▶ Input rows
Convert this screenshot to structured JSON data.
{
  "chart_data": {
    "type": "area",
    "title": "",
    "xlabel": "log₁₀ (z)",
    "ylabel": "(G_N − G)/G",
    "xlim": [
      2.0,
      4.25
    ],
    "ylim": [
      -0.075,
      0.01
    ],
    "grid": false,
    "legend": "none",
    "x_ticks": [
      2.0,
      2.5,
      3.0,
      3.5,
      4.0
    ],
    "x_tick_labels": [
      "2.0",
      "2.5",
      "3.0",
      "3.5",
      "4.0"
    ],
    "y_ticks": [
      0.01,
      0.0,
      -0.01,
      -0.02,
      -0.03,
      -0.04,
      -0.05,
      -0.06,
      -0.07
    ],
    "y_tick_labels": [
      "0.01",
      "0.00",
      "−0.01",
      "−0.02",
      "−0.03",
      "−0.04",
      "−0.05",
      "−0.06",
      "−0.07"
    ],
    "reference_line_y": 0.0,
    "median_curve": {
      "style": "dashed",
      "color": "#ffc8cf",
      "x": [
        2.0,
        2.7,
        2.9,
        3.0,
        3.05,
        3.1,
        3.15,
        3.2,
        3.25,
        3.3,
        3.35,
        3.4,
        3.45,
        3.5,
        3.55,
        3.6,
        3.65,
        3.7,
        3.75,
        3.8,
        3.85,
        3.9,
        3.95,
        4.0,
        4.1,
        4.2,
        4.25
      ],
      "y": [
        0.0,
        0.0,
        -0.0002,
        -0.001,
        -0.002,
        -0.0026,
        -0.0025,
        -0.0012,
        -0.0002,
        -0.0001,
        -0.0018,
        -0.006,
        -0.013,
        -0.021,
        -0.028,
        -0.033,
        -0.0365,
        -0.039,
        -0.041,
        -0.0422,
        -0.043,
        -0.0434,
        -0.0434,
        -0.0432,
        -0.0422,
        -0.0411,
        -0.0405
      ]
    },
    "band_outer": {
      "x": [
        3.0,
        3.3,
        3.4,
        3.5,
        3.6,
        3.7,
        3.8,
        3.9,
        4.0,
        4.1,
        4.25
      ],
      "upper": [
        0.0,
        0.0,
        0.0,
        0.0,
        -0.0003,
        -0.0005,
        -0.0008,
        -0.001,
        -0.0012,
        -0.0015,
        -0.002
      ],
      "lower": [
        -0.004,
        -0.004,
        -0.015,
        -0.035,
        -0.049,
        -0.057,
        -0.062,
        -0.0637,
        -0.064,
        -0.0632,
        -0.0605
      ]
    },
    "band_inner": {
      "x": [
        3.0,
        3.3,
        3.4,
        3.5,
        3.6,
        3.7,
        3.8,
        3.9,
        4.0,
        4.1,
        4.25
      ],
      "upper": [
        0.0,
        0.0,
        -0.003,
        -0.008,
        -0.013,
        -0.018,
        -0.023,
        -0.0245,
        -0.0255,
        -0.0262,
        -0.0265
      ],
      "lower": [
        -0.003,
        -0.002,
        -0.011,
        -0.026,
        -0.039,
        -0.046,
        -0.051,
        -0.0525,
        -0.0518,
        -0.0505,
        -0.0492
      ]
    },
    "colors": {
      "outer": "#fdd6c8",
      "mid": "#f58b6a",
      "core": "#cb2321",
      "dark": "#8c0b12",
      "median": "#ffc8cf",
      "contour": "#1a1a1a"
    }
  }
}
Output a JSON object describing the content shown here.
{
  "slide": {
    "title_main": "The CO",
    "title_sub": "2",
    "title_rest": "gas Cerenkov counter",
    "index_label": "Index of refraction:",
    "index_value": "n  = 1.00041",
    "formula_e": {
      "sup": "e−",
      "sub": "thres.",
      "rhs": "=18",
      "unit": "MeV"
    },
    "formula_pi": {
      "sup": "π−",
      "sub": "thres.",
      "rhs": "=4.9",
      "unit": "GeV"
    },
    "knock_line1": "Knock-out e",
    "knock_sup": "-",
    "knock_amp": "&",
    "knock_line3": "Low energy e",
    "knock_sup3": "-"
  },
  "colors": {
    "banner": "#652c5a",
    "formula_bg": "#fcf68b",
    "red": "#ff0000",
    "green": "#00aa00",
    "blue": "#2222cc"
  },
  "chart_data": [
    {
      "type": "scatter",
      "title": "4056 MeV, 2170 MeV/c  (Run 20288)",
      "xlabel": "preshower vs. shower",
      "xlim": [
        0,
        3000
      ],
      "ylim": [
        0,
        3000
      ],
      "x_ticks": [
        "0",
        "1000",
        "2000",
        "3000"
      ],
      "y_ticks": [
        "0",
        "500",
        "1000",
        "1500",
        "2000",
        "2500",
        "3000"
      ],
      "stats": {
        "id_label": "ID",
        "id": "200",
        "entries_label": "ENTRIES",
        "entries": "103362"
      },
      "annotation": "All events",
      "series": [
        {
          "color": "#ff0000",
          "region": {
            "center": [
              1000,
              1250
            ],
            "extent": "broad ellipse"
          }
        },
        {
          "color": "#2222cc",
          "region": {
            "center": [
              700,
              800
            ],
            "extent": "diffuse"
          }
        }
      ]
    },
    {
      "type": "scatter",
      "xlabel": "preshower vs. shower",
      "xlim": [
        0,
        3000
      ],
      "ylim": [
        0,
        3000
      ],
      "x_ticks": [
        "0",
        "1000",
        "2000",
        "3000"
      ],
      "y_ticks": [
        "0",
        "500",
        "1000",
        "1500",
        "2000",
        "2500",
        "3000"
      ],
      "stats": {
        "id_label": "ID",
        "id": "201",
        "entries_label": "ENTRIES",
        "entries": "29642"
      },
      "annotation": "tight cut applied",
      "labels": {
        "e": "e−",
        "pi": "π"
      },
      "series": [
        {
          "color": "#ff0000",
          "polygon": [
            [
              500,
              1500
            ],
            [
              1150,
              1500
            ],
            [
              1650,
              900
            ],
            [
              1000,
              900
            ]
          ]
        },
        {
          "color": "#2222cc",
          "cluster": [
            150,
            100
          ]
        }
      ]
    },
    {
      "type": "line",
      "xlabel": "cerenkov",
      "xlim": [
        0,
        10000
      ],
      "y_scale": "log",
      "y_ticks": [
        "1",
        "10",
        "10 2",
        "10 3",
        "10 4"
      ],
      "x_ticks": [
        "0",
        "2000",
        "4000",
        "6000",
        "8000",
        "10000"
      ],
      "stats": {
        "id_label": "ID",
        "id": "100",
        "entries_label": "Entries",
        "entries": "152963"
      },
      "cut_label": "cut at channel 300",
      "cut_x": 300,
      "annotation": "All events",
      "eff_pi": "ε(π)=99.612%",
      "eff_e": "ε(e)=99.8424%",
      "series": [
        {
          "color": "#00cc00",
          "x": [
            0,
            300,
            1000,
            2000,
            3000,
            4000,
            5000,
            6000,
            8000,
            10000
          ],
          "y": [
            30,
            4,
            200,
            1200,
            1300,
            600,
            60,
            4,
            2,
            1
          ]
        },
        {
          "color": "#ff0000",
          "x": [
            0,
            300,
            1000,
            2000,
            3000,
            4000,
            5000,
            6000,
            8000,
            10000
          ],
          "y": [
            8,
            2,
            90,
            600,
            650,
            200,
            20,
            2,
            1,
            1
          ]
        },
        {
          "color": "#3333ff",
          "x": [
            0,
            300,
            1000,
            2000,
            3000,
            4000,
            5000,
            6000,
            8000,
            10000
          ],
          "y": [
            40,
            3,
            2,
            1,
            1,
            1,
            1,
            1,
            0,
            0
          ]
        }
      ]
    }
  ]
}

▶ To do
Each entry above is to be set down again in exactly the same words.

▶ Solution to the exercise
Convert this screenshot to structured JSON data.
{
  "chart_data": {
    "type": "area",
    "title": "",
    "xlabel": "log₁₀ (z)",
    "ylabel": "(G_N − G)/G",
    "xlim": [
      2.0,
      4.25
    ],
    "ylim": [
      -0.075,
      0.01
    ],
    "grid": false,
    "legend": "none",
    "x_ticks": [
      2.0,
      2.5,
      3.0,
      3.5,
      4.0
    ],
    "x_tick_labels": [
      "2.0",
      "2.5",
      "3.0",
      "3.5",
      "4.0"
    ],
    "y_ticks": [
      0.01,
      0.0,
      -0.01,
      -0.02,
      -0.03,
      -0.04,
      -0.05,
      -0.06,
      -0.07
    ],
    "y_tick_labels": [
      "0.01",
      "0.00",
      "−0.01",
      "−0.02",
      "−0.03",
      "−0.04",
      "−0.05",
      "−0.06",
      "−0.07"
    ],
    "reference_line_y": 0.0,
    "median_curve": {
      "style": "dashed",
      "color": "#ffc8cf",
      "x": [
        2.0,
        2.7,
        2.9,
        3.0,
        3.05,
        3.1,
        3.15,
        3.2,
        3.25,
        3.3,
        3.35,
        3.4,
        3.45,
        3.5,
        3.55,
        3.6,
        3.65,
        3.7,
        3.75,
        3.8,
        3.85,
        3.9,
        3.95,
        4.0,
        4.1,
        4.2,
        4.25
      ],
      "y": [
        0.0,
        0.0,
        -0.0002,
        -0.001,
        -0.002,
        -0.0026,
        -0.0025,
        -0.0012,
        -0.0002,
        -0.0001,
        -0.0018,
        -0.006,
        -0.013,
        -0.021,
        -0.028,
        -0.033,
        -0.0365,
        -0.039,
        -0.041,
        -0.0422,
        -0.043,
        -0.0434,
        -0.0434,
        -0.0432,
        -0.0422,
        -0.0411,
        -0.0405
      ]
    },
    "band_outer": {
      "x": [
        3.0,
        3.3,
        3.4,
        3.5,
        3.6,
        3.7,
        3.8,
        3.9,
        4.0,
        4.1,
        4.25
      ],
      "upper": [
        0.0,
        0.0,
        0.0,
        0.0,
        -0.0003,
        -0.0005,
        -0.0008,
        -0.001,
        -0.0012,
        -0.0015,
        -0.002
      ],
      "lower": [
        -0.004,
        -0.004,
        -0.015,
        -0.035,
        -0.049,
        -0.057,
        -0.062,
        -0.0637,
        -0.064,
        -0.0632,
        -0.0605
      ]
    },
    "band_inner": {
      "x": [
        3.0,
        3.3,
        3.4,
        3.5,
        3.6,
        3.7,
        3.8,
        3.9,
        4.0,
        4.1,
        4.25
      ],
      "upper": [
        0.0,
        0.0,
        -0.003,
        -0.008,
        -0.013,
        -0.018,
        -0.023,
        -0.0245,
        -0.0255,
        -0.0262,
        -0.0265
      ],
      "lower": [
        -0.003,
        -0.002,
        -0.011,
        -0.026,
        -0.039,
        -0.046,
        -0.051,
        -0.0525,
        -0.0518,
        -0.0505,
        -0.0492
      ]
    },
    "colors": {
      "outer": "#fdd6c8",
      "mid": "#f58b6a",
      "core": "#cb2321",
      "dark": "#8c0b12",
      "median": "#ffc8cf",
      "contour": "#1a1a1a"
    }
  }
}
Output a JSON object describing the content shown here.
{
  "slide": {
    "title_main": "The CO",
    "title_sub": "2",
    "title_rest": "gas Cerenkov counter",
    "index_label": "Index of refraction:",
    "index_value": "n  = 1.00041",
    "formula_e": {
      "sup": "e−",
      "sub": "thres.",
      "rhs": "=18",
      "unit": "MeV"
    },
    "formula_pi": {
      "sup": "π−",
      "sub": "thres.",
      "rhs": "=4.9",
      "unit": "GeV"
    },
    "knock_line1": "Knock-out e",
    "knock_sup": "-",
    "knock_amp": "&",
    "knock_line3": "Low energy e",
    "knock_sup3": "-"
  },
  "colors": {
    "banner": "#652c5a",
    "formula_bg": "#fcf68b",
    "red": "#ff0000",
    "green": "#00aa00",
    "blue": "#2222cc"
  },
  "chart_data": [
    {
      "type": "scatter",
      "title": "4056 MeV, 2170 MeV/c  (Run 20288)",
      "xlabel": "preshower vs. shower",
      "xlim": [
        0,
        3000
      ],
      "ylim": [
        0,
        3000
      ],
      "x_ticks": [
        "0",
        "1000",
        "2000",
        "3000"
      ],
      "y_ticks": [
        "0",
        "500",
        "1000",
        "1500",
        "2000",
        "2500",
        "3000"
      ],
      "stats": {
        "id_label": "ID",
        "id": "200",
        "entries_label": "ENTRIES",
        "entries": "103362"
      },
      "annotation": "All events",
      "series": [
        {
          "color": "#ff0000",
          "region": {
            "center": [
              1000,
              1250
            ],
            "extent": "broad ellipse"
          }
        },
        {
          "color": "#2222cc",
          "region": {
            "center": [
              700,
              800
            ],
            "extent": "diffuse"
          }
        }
      ]
    },
    {
      "type": "scatter",
      "xlabel": "preshower vs. shower",
      "xlim": [
        0,
        3000
      ],
      "ylim": [
        0,
        3000
      ],
      "x_ticks": [
        "0",
        "1000",
        "2000",
        "3000"
      ],
      "y_ticks": [
        "0",
        "500",
        "1000",
        "1500",
        "2000",
        "2500",
        "3000"
      ],
      "stats": {
        "id_label": "ID",
        "id": "201",
        "entries_label": "ENTRIES",
        "entries": "29642"
      },
      "annotation": "tight cut applied",
      "labels": {
        "e": "e−",
        "pi": "π"
      },
      "series": [
        {
          "color": "#ff0000",
          "polygon": [
            [
              500,
              1500
            ],
            [
              1150,
              1500
            ],
            [
              1650,
              900
            ],
            [
              1000,
              900
            ]
          ]
        },
        {
          "color": "#2222cc",
          "cluster": [
            150,
            100
          ]
        }
      ]
    },
    {
      "type": "line",
      "xlabel": "cerenkov",
      "xlim": [
        0,
        10000
      ],
      "y_scale": "log",
      "y_ticks": [
        "1",
        "10",
        "10 2",
        "10 3",
        "10 4"
      ],
      "x_ticks": [
        "0",
        "2000",
        "4000",
        "6000",
        "8000",
        "10000"
      ],
      "stats": {
        "id_label": "ID",
        "id": "100",
        "entries_label": "Entries",
        "entries": "152963"
      },
      "cut_label": "cut at channel 300",
      "cut_x": 300,
      "annotation": "All events",
      "eff_pi": "ε(π)=99.612%",
      "eff_e": "ε(e)=99.8424%",
      "series": [
        {
          "color": "#00cc00",
          "x": [
            0,
            300,
            1000,
            2000,
            3000,
            4000,
            5000,
            6000,
            8000,
            10000
          ],
          "y": [
            30,
            4,
            200,
            1200,
            1300,
            600,
            60,
            4,
            2,
            1
          ]
        },
        {
          "color": "#ff0000",
          "x": [
            0,
            300,
            1000,
            2000,
            3000,
            4000,
            5000,
            6000,
            8000,
            10000
          ],
          "y": [
            8,
            2,
            90,
            600,
            650,
            200,
            20,
            2,
            1,
            1
          ]
        },
        {
          "color": "#3333ff",
          "x": [
            0,
            300,
            1000,
            2000,
            3000,
            4000,
            5000,
            6000,
            8000,
            10000
          ],
          "y": [
            40,
            3,
            2,
            1,
            1,
            1,
            1,
            1,
            0,
            0
          ]
        }
      ]
    }
  ]
}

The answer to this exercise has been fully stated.